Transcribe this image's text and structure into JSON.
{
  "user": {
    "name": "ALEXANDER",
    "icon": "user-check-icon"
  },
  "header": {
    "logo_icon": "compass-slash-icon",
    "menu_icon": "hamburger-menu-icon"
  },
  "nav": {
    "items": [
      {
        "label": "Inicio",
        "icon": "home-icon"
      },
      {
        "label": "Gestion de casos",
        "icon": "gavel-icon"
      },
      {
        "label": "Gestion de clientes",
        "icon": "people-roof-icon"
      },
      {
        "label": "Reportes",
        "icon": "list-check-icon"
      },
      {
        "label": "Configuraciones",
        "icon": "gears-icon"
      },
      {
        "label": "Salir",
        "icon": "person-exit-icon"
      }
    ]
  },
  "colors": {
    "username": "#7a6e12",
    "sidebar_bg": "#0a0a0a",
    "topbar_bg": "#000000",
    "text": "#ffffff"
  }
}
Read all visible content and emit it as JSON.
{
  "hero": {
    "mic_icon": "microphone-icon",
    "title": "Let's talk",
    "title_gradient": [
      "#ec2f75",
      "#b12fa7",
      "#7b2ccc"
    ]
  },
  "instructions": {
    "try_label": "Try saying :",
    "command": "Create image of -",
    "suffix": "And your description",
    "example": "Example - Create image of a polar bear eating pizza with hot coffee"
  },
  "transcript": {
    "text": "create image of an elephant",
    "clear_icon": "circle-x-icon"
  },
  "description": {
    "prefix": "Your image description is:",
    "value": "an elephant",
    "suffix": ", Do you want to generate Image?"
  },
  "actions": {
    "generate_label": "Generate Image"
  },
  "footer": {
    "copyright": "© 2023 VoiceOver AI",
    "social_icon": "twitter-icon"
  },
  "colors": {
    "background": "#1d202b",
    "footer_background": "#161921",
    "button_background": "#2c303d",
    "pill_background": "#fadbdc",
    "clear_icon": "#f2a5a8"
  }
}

- - - -

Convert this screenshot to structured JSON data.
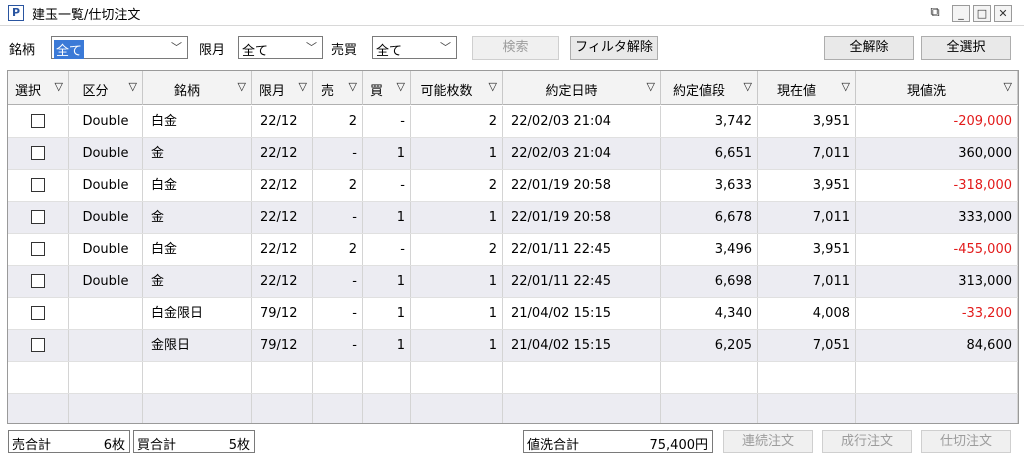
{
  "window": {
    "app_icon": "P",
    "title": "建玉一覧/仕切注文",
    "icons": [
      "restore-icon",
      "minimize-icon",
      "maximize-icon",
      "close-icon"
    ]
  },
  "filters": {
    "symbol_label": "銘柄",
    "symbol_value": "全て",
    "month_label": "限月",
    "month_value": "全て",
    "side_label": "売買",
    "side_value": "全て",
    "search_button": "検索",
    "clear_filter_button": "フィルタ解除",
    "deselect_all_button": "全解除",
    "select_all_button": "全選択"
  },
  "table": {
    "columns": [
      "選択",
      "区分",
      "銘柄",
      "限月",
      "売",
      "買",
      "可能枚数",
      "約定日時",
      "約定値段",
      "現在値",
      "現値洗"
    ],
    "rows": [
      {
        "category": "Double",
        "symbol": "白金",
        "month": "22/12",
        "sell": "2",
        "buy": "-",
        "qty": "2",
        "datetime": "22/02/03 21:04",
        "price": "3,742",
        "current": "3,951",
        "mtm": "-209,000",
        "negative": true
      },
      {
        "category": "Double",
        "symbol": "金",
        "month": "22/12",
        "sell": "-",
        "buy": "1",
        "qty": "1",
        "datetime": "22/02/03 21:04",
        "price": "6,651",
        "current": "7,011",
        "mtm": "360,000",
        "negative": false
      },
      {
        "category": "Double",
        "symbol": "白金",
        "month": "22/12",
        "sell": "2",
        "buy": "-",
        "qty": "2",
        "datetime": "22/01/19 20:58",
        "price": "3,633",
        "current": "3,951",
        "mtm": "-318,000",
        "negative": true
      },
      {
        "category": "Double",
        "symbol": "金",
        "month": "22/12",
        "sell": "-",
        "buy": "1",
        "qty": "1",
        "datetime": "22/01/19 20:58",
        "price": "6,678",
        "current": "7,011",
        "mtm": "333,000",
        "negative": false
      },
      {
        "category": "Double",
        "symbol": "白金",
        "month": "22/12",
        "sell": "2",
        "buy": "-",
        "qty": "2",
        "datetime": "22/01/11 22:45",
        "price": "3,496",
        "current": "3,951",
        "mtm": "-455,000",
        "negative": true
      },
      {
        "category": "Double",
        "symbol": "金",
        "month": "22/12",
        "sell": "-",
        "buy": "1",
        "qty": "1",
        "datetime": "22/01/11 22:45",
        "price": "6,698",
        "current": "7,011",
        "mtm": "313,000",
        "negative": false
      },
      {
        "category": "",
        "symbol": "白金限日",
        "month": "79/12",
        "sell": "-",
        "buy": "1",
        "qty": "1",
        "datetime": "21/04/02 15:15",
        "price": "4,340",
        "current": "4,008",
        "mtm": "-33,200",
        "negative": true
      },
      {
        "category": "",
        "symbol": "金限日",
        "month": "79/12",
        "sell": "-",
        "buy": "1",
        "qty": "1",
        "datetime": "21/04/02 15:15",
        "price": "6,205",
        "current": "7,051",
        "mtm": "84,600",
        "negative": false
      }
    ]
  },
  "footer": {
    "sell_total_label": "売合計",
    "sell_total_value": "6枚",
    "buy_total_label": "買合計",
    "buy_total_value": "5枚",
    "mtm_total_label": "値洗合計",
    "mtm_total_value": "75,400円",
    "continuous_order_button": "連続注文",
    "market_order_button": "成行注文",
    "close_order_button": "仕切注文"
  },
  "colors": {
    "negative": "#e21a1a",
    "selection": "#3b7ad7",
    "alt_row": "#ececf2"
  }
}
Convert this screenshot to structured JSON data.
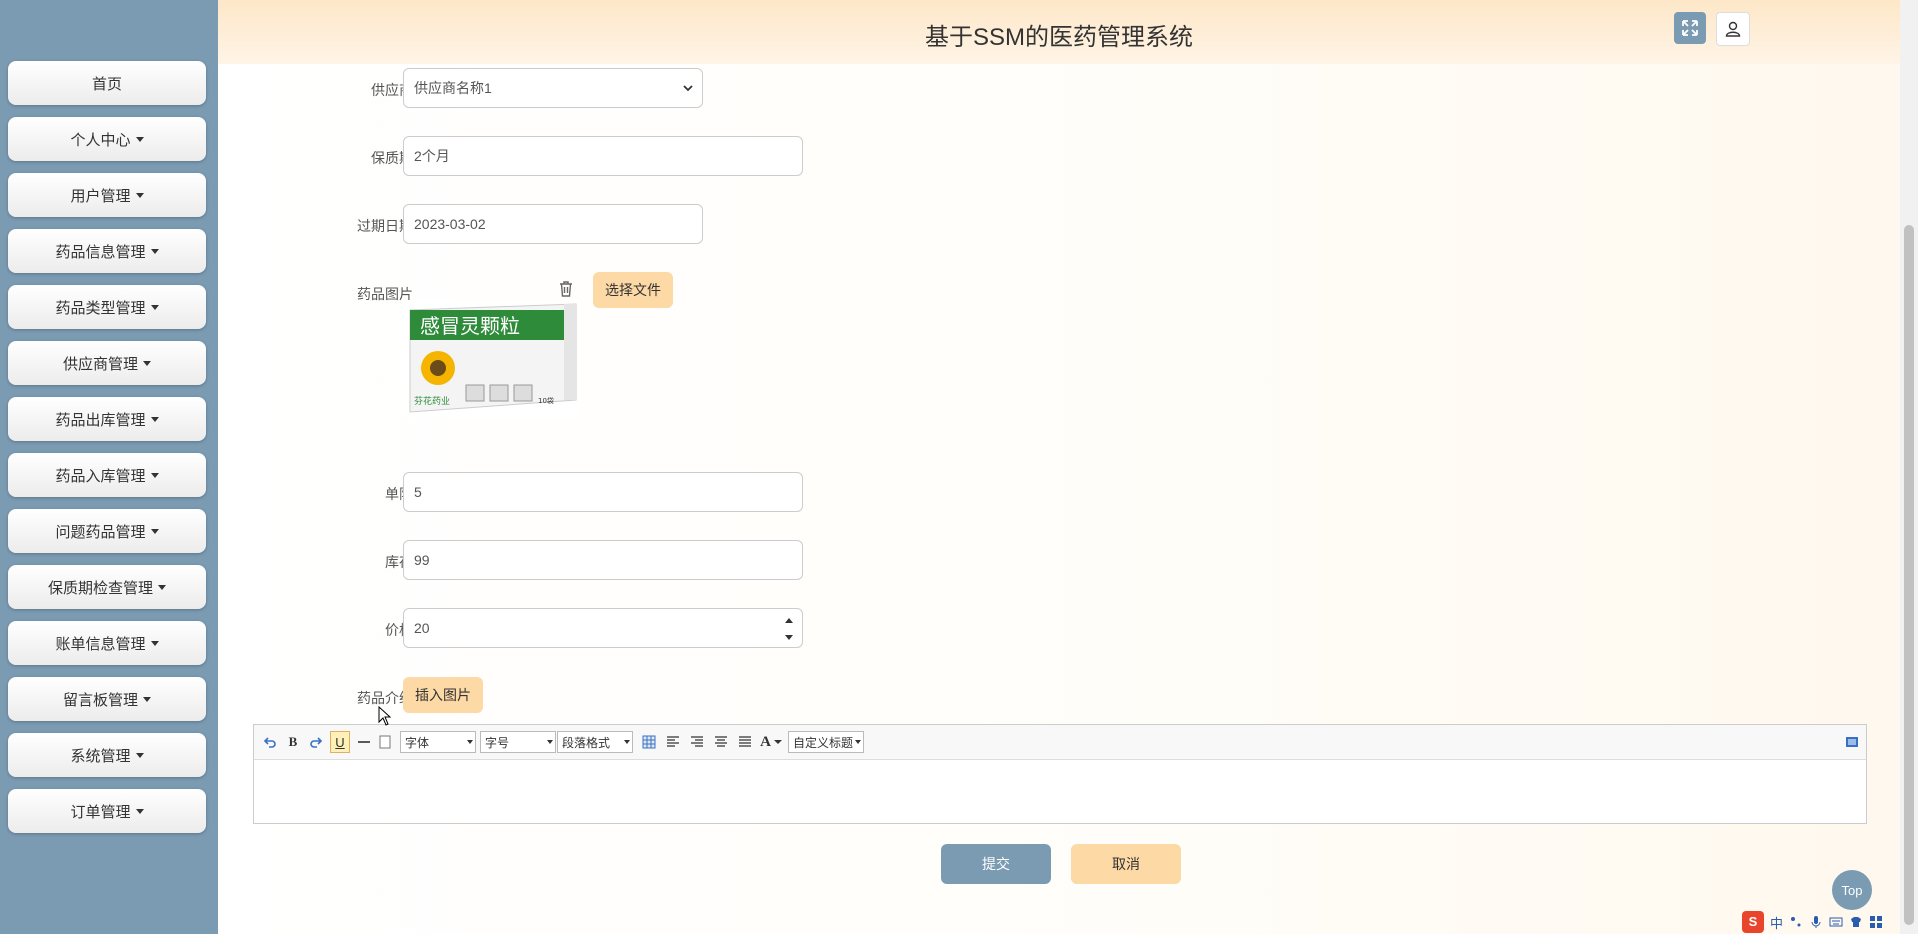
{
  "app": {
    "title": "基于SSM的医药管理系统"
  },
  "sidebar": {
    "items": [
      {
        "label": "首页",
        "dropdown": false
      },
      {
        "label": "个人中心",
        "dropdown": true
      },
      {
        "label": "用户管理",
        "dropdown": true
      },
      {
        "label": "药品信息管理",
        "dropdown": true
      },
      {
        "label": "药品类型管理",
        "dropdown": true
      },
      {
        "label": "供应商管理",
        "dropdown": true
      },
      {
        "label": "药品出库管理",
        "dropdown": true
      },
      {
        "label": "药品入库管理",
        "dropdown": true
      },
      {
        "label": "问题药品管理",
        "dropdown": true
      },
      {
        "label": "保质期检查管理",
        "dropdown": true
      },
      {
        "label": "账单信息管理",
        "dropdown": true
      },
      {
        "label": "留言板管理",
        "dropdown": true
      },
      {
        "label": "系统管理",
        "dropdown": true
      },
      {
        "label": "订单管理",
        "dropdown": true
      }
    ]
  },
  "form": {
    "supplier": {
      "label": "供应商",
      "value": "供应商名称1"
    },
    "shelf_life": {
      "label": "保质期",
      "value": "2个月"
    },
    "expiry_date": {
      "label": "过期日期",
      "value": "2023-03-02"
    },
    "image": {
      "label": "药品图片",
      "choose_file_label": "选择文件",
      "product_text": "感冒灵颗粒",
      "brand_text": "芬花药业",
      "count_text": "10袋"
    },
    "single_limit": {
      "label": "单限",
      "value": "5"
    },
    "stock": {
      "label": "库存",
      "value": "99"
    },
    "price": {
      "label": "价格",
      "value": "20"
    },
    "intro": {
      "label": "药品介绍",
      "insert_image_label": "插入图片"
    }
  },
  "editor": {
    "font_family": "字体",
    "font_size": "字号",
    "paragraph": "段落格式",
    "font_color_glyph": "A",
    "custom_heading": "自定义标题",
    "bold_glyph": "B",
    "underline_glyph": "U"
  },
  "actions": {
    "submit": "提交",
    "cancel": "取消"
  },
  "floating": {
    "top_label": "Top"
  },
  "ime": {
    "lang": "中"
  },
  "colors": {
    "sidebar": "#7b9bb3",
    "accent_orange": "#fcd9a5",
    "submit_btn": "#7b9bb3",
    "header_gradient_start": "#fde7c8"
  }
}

- - - -

* Short problem:
What is the number of lines in the records that contain the word "suffix"? Answer with the number and nothing else.

* Final result:
2